Instruction -
Send back the records in full, character for character.

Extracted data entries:
┌──

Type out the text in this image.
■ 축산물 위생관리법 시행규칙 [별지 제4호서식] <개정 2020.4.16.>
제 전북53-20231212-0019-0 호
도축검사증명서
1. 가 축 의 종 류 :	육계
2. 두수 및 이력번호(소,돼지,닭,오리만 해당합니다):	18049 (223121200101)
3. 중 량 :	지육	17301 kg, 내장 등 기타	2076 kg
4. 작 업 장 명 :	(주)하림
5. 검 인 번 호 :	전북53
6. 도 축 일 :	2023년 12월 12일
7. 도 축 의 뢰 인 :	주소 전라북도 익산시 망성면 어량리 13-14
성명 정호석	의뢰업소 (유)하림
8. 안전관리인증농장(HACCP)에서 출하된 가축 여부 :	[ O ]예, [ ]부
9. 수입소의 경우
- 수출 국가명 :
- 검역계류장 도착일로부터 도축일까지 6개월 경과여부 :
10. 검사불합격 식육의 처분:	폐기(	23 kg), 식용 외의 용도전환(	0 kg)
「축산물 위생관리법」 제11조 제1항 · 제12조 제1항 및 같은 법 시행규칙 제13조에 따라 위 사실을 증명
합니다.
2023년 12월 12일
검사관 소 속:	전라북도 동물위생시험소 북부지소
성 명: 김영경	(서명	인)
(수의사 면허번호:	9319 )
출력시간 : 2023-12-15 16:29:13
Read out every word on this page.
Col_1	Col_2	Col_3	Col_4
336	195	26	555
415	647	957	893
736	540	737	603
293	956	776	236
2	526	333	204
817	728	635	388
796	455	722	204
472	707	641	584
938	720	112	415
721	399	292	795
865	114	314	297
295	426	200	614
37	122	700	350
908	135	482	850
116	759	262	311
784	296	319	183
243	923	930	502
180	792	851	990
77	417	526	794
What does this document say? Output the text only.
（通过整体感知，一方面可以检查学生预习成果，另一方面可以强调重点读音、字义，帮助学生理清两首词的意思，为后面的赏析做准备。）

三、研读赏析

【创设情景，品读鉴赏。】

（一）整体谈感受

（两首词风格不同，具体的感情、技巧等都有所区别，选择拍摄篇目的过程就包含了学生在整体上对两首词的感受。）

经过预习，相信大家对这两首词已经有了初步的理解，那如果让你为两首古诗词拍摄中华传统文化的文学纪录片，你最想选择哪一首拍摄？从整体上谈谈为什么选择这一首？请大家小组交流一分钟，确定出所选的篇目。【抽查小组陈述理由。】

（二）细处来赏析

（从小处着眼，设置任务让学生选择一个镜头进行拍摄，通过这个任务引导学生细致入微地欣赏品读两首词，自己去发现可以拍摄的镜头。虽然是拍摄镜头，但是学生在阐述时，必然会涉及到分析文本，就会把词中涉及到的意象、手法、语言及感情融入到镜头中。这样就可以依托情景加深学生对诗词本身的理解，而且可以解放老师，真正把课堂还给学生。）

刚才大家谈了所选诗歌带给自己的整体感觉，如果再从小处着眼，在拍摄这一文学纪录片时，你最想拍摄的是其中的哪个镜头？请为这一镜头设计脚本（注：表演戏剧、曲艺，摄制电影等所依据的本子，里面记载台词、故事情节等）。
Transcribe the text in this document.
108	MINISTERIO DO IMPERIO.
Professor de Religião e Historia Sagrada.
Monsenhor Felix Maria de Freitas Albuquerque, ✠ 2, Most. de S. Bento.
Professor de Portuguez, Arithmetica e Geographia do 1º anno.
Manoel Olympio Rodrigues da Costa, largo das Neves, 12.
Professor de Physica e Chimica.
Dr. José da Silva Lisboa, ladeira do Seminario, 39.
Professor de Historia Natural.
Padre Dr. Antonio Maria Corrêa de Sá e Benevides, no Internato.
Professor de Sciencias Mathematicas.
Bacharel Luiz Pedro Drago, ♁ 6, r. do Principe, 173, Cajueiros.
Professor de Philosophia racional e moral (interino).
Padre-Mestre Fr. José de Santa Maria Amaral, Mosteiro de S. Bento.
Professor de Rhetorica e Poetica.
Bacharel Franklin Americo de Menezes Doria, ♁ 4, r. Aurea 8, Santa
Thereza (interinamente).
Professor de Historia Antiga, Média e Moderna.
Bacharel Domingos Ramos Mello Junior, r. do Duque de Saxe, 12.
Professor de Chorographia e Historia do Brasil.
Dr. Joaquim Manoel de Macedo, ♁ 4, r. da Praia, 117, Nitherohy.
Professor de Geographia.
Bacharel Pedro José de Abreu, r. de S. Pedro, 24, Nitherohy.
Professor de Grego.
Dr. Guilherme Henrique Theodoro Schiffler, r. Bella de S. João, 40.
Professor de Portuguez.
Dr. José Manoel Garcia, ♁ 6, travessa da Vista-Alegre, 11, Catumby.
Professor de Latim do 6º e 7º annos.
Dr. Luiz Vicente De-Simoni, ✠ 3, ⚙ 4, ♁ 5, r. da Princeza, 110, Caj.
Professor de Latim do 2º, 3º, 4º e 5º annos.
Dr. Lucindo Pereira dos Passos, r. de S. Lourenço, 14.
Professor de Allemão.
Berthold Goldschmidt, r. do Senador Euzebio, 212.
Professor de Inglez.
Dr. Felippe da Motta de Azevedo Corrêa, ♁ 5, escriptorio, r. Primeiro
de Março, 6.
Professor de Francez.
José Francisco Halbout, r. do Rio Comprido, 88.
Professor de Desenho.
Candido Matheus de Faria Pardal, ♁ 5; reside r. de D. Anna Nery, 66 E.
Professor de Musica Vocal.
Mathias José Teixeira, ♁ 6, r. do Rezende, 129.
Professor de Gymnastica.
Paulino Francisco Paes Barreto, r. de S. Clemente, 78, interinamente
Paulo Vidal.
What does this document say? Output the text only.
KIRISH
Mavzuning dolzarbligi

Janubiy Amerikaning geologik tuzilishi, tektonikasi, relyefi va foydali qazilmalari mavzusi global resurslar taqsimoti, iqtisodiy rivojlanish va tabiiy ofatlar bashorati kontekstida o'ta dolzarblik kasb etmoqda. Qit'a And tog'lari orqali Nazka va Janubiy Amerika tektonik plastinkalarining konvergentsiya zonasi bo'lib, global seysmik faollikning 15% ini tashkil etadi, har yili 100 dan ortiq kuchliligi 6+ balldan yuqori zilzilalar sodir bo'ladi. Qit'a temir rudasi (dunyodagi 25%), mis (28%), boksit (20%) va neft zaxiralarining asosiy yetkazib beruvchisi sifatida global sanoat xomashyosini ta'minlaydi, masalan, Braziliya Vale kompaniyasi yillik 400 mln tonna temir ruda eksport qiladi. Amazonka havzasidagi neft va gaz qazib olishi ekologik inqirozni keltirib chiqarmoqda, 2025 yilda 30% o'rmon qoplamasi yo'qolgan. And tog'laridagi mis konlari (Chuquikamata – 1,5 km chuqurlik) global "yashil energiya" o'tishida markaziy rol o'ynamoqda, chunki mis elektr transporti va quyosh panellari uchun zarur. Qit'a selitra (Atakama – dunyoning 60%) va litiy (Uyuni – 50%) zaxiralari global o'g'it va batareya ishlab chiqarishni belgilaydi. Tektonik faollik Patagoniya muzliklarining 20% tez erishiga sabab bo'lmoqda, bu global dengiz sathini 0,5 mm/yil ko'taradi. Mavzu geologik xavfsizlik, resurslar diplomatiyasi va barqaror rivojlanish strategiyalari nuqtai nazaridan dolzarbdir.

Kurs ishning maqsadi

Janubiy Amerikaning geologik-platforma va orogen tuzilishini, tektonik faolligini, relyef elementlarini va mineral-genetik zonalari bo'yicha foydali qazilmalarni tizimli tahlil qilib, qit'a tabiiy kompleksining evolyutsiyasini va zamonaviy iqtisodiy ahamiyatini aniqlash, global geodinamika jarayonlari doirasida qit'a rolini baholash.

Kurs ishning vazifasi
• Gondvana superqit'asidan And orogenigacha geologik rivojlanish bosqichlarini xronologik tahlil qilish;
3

└──

Exercise solution -
Type out the text in this image.
■ 축산물 위생관리법 시행규칙 [별지 제4호서식] <개정 2020.4.16.>
제 전북53-20231212-0019-0 호
도축검사증명서
1. 가 축 의 종 류 :	육계
2. 두수 및 이력번호(소,돼지,닭,오리만 해당합니다):	18049 (223121200101)
3. 중 량 :	지육	17301 kg, 내장 등 기타	2076 kg
4. 작 업 장 명 :	(주)하림
5. 검 인 번 호 :	전북53
6. 도 축 일 :	2023년 12월 12일
7. 도 축 의 뢰 인 :	주소 전라북도 익산시 망성면 어량리 13-14
성명 정호석	의뢰업소 (유)하림
8. 안전관리인증농장(HACCP)에서 출하된 가축 여부 :	[ O ]예, [ ]부
9. 수입소의 경우
- 수출 국가명 :
- 검역계류장 도착일로부터 도축일까지 6개월 경과여부 :
10. 검사불합격 식육의 처분:	폐기(	23 kg), 식용 외의 용도전환(	0 kg)
「축산물 위생관리법」 제11조 제1항 · 제12조 제1항 및 같은 법 시행규칙 제13조에 따라 위 사실을 증명
합니다.
2023년 12월 12일
검사관 소 속:	전라북도 동물위생시험소 북부지소
성 명: 김영경	(서명	인)
(수의사 면허번호:	9319 )
출력시간 : 2023-12-15 16:29:13
Read out every word on this page.
Col_1	Col_2	Col_3	Col_4
336	195	26	555
415	647	957	893
736	540	737	603
293	956	776	236
2	526	333	204
817	728	635	388
796	455	722	204
472	707	641	584
938	720	112	415
721	399	292	795
865	114	314	297
295	426	200	614
37	122	700	350
908	135	482	850
116	759	262	311
784	296	319	183
243	923	930	502
180	792	851	990
77	417	526	794
What does this document say? Output the text only.
（通过整体感知，一方面可以检查学生预习成果，另一方面可以强调重点读音、字义，帮助学生理清两首词的意思，为后面的赏析做准备。）

三、研读赏析

【创设情景，品读鉴赏。】

（一）整体谈感受

（两首词风格不同，具体的感情、技巧等都有所区别，选择拍摄篇目的过程就包含了学生在整体上对两首词的感受。）

经过预习，相信大家对这两首词已经有了初步的理解，那如果让你为两首古诗词拍摄中华传统文化的文学纪录片，你最想选择哪一首拍摄？从整体上谈谈为什么选择这一首？请大家小组交流一分钟，确定出所选的篇目。【抽查小组陈述理由。】

（二）细处来赏析

（从小处着眼，设置任务让学生选择一个镜头进行拍摄，通过这个任务引导学生细致入微地欣赏品读两首词，自己去发现可以拍摄的镜头。虽然是拍摄镜头，但是学生在阐述时，必然会涉及到分析文本，就会把词中涉及到的意象、手法、语言及感情融入到镜头中。这样就可以依托情景加深学生对诗词本身的理解，而且可以解放老师，真正把课堂还给学生。）

刚才大家谈了所选诗歌带给自己的整体感觉，如果再从小处着眼，在拍摄这一文学纪录片时，你最想拍摄的是其中的哪个镜头？请为这一镜头设计脚本（注：表演戏剧、曲艺，摄制电影等所依据的本子，里面记载台词、故事情节等）。
Transcribe the text in this document.
108	MINISTERIO DO IMPERIO.
Professor de Religião e Historia Sagrada.
Monsenhor Felix Maria de Freitas Albuquerque, ✠ 2, Most. de S. Bento.
Professor de Portuguez, Arithmetica e Geographia do 1º anno.
Manoel Olympio Rodrigues da Costa, largo das Neves, 12.
Professor de Physica e Chimica.
Dr. José da Silva Lisboa, ladeira do Seminario, 39.
Professor de Historia Natural.
Padre Dr. Antonio Maria Corrêa de Sá e Benevides, no Internato.
Professor de Sciencias Mathematicas.
Bacharel Luiz Pedro Drago, ♁ 6, r. do Principe, 173, Cajueiros.
Professor de Philosophia racional e moral (interino).
Padre-Mestre Fr. José de Santa Maria Amaral, Mosteiro de S. Bento.
Professor de Rhetorica e Poetica.
Bacharel Franklin Americo de Menezes Doria, ♁ 4, r. Aurea 8, Santa
Thereza (interinamente).
Professor de Historia Antiga, Média e Moderna.
Bacharel Domingos Ramos Mello Junior, r. do Duque de Saxe, 12.
Professor de Chorographia e Historia do Brasil.
Dr. Joaquim Manoel de Macedo, ♁ 4, r. da Praia, 117, Nitherohy.
Professor de Geographia.
Bacharel Pedro José de Abreu, r. de S. Pedro, 24, Nitherohy.
Professor de Grego.
Dr. Guilherme Henrique Theodoro Schiffler, r. Bella de S. João, 40.
Professor de Portuguez.
Dr. José Manoel Garcia, ♁ 6, travessa da Vista-Alegre, 11, Catumby.
Professor de Latim do 6º e 7º annos.
Dr. Luiz Vicente De-Simoni, ✠ 3, ⚙ 4, ♁ 5, r. da Princeza, 110, Caj.
Professor de Latim do 2º, 3º, 4º e 5º annos.
Dr. Lucindo Pereira dos Passos, r. de S. Lourenço, 14.
Professor de Allemão.
Berthold Goldschmidt, r. do Senador Euzebio, 212.
Professor de Inglez.
Dr. Felippe da Motta de Azevedo Corrêa, ♁ 5, escriptorio, r. Primeiro
de Março, 6.
Professor de Francez.
José Francisco Halbout, r. do Rio Comprido, 88.
Professor de Desenho.
Candido Matheus de Faria Pardal, ♁ 5; reside r. de D. Anna Nery, 66 E.
Professor de Musica Vocal.
Mathias José Teixeira, ♁ 6, r. do Rezende, 129.
Professor de Gymnastica.
Paulino Francisco Paes Barreto, r. de S. Clemente, 78, interinamente
Paulo Vidal.
What does this document say? Output the text only.
KIRISH
Mavzuning dolzarbligi

Janubiy Amerikaning geologik tuzilishi, tektonikasi, relyefi va foydali qazilmalari mavzusi global resurslar taqsimoti, iqtisodiy rivojlanish va tabiiy ofatlar bashorati kontekstida o'ta dolzarblik kasb etmoqda. Qit'a And tog'lari orqali Nazka va Janubiy Amerika tektonik plastinkalarining konvergentsiya zonasi bo'lib, global seysmik faollikning 15% ini tashkil etadi, har yili 100 dan ortiq kuchliligi 6+ balldan yuqori zilzilalar sodir bo'ladi. Qit'a temir rudasi (dunyodagi 25%), mis (28%), boksit (20%) va neft zaxiralarining asosiy yetkazib beruvchisi sifatida global sanoat xomashyosini ta'minlaydi, masalan, Braziliya Vale kompaniyasi yillik 400 mln tonna temir ruda eksport qiladi. Amazonka havzasidagi neft va gaz qazib olishi ekologik inqirozni keltirib chiqarmoqda, 2025 yilda 30% o'rmon qoplamasi yo'qolgan. And tog'laridagi mis konlari (Chuquikamata – 1,5 km chuqurlik) global "yashil energiya" o'tishida markaziy rol o'ynamoqda, chunki mis elektr transporti va quyosh panellari uchun zarur. Qit'a selitra (Atakama – dunyoning 60%) va litiy (Uyuni – 50%) zaxiralari global o'g'it va batareya ishlab chiqarishni belgilaydi. Tektonik faollik Patagoniya muzliklarining 20% tez erishiga sabab bo'lmoqda, bu global dengiz sathini 0,5 mm/yil ko'taradi. Mavzu geologik xavfsizlik, resurslar diplomatiyasi va barqaror rivojlanish strategiyalari nuqtai nazaridan dolzarbdir.

Kurs ishning maqsadi

Janubiy Amerikaning geologik-platforma va orogen tuzilishini, tektonik faolligini, relyef elementlarini va mineral-genetik zonalari bo'yicha foydali qazilmalarni tizimli tahlil qilib, qit'a tabiiy kompleksining evolyutsiyasini va zamonaviy iqtisodiy ahamiyatini aniqlash, global geodinamika jarayonlari doirasida qit'a rolini baholash.

Kurs ishning vazifasi
• Gondvana superqit'asidan And orogenigacha geologik rivojlanish bosqichlarini xronologik tahlil qilish;
3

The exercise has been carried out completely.